→ **PROBLEM**
All lines featuring the string "Akkus" are to be listed.

Entries from a dataset:
Start

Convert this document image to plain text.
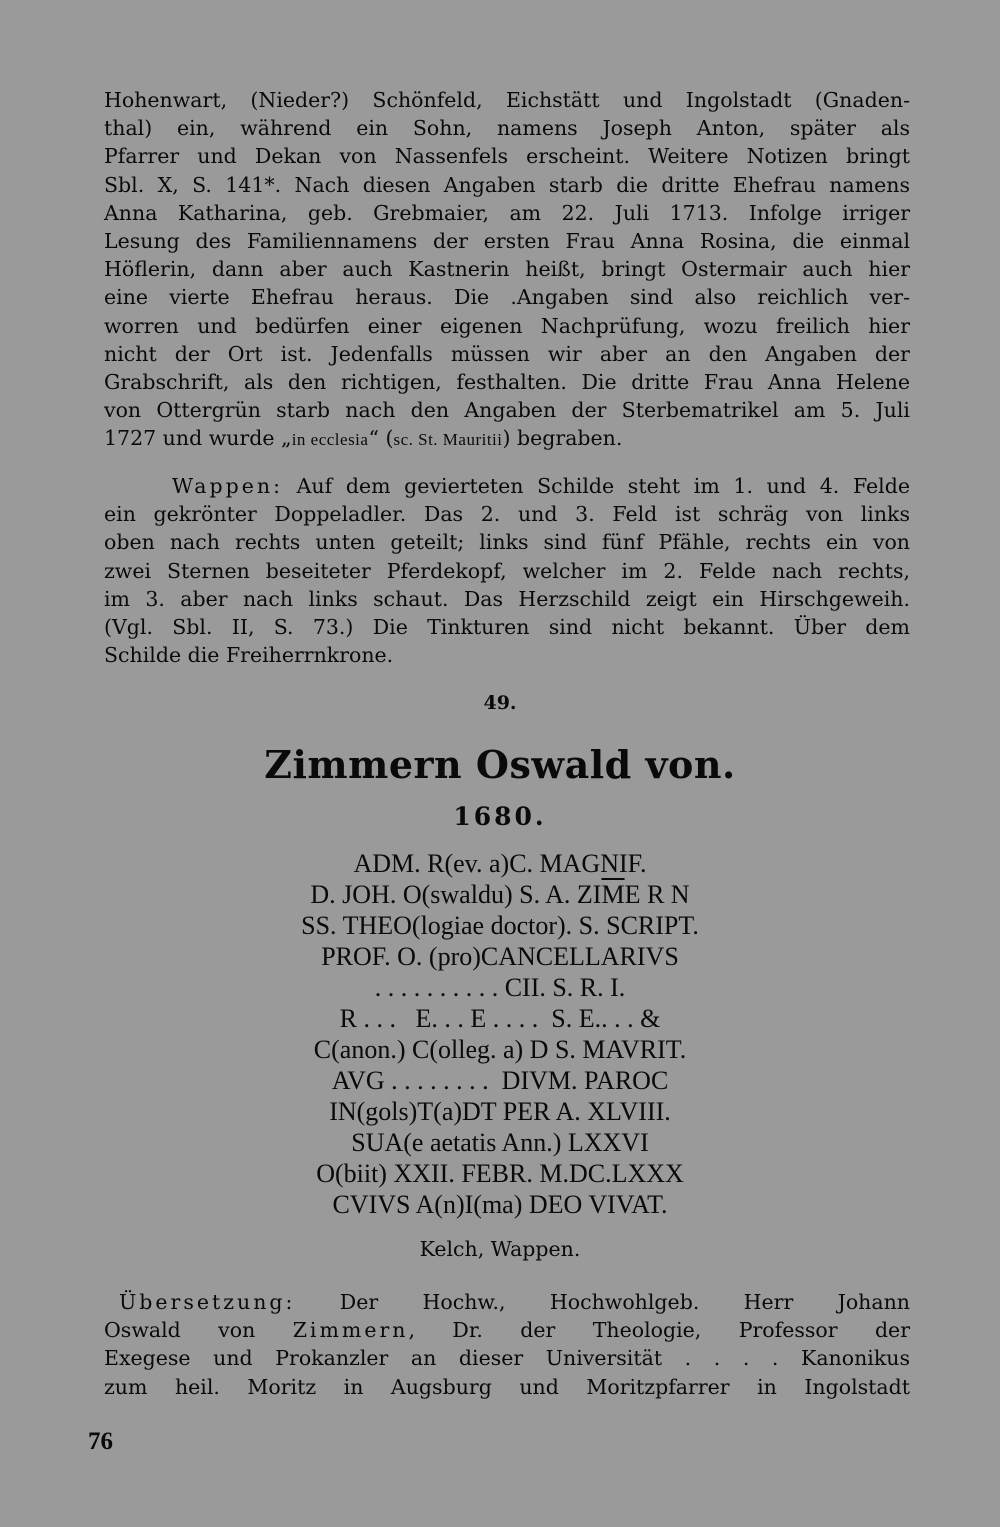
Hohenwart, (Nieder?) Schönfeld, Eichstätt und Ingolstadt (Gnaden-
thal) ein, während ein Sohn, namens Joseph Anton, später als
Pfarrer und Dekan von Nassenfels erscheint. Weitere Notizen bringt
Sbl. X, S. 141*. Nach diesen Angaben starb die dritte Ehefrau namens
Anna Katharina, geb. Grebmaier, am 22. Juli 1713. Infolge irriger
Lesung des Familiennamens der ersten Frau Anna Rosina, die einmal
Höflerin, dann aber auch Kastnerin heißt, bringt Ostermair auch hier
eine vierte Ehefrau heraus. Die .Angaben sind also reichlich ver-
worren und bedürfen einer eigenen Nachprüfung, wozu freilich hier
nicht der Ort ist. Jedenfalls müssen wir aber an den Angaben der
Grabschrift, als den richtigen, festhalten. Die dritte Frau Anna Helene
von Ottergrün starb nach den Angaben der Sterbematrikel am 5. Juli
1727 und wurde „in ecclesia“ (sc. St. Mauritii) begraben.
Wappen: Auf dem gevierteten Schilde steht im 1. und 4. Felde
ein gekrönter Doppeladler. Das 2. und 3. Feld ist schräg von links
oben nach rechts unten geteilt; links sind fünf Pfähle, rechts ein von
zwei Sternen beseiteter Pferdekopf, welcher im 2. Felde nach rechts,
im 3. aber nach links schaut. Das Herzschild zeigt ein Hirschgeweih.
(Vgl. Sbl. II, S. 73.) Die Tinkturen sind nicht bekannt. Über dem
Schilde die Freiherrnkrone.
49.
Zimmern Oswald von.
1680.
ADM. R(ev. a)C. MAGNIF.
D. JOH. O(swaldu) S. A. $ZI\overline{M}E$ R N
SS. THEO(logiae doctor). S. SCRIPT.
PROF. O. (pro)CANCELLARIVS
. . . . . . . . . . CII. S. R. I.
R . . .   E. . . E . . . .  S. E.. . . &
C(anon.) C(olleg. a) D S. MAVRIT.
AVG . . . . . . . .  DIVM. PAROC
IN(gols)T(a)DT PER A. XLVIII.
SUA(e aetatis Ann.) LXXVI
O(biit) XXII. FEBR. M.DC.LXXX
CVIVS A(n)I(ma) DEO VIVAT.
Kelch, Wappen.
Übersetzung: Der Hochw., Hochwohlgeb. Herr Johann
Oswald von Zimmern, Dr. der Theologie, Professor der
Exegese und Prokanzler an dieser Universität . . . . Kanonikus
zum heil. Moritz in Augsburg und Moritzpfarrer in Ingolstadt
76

End
Start

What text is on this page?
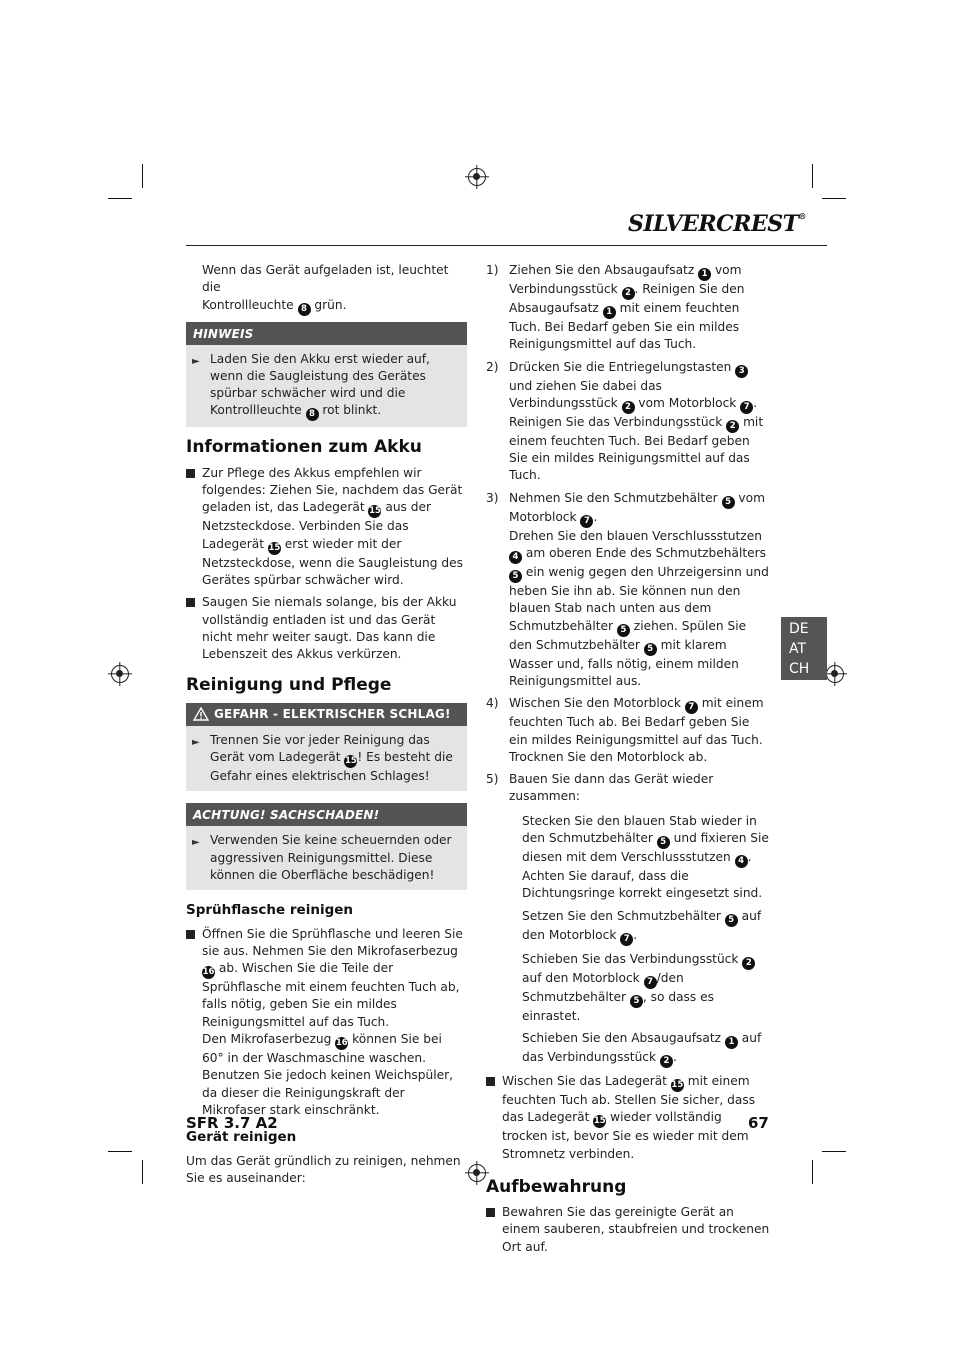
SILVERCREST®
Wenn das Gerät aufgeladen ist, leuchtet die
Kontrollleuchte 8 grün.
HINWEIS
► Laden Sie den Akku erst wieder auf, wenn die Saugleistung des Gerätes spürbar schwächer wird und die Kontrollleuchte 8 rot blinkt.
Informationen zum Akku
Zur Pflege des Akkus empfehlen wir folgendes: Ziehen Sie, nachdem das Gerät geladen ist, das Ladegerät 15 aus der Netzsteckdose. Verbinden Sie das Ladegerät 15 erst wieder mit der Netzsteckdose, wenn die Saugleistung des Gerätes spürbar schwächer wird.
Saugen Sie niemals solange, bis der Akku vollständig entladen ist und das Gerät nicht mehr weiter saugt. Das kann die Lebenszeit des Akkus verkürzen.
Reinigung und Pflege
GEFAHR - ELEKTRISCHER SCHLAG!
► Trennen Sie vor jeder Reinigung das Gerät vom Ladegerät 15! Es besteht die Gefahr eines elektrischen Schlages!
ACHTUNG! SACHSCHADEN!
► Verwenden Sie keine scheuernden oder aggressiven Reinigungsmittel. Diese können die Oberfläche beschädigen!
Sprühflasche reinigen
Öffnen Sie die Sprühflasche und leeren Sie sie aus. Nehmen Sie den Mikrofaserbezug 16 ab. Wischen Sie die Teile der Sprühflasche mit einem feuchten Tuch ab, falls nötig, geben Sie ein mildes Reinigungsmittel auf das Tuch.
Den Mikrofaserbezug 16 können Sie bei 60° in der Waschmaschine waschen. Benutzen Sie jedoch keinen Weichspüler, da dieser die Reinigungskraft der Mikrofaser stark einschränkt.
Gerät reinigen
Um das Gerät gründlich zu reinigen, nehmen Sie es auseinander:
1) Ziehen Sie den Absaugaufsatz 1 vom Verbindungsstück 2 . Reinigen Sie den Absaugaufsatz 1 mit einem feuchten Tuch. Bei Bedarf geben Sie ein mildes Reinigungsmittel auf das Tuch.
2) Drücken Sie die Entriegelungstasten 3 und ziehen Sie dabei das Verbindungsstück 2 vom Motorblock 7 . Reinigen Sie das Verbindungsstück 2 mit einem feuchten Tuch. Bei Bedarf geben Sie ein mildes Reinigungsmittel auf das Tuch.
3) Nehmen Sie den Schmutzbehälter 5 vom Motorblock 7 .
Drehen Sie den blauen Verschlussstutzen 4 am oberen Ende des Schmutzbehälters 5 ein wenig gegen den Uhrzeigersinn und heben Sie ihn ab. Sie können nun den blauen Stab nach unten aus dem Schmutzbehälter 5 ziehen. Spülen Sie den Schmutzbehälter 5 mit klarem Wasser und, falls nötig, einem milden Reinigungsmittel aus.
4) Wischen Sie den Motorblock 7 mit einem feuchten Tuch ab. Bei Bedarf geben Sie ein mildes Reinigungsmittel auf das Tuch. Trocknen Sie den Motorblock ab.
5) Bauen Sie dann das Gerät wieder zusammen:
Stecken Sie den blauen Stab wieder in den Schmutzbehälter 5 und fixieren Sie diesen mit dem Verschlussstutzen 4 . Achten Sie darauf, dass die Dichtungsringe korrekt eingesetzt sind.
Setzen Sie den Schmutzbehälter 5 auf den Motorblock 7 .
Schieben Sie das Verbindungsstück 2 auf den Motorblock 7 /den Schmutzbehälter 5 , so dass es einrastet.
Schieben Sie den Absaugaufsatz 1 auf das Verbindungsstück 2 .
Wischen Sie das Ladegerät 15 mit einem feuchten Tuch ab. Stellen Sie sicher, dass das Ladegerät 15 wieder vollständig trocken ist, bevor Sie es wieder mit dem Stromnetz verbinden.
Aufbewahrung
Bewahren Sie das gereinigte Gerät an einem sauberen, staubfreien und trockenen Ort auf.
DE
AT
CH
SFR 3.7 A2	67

End

→ **SOLUTION TO THIS PROBLEM**
Zur Pflege des Akkus empfehlen wir folgendes: Ziehen Sie, nachdem das Gerät geladen ist, das Ladegerät 15 aus der Netzsteckdose. Verbinden Sie das Ladegerät 15 erst wieder mit der Netzsteckdose, wenn die Saugleistung des Gerätes spürbar schwächer wird.
Saugen Sie niemals solange, bis der Akku vollständig entladen ist und das Gerät nicht mehr weiter saugt. Das kann die Lebenszeit des Akkus verkürzen.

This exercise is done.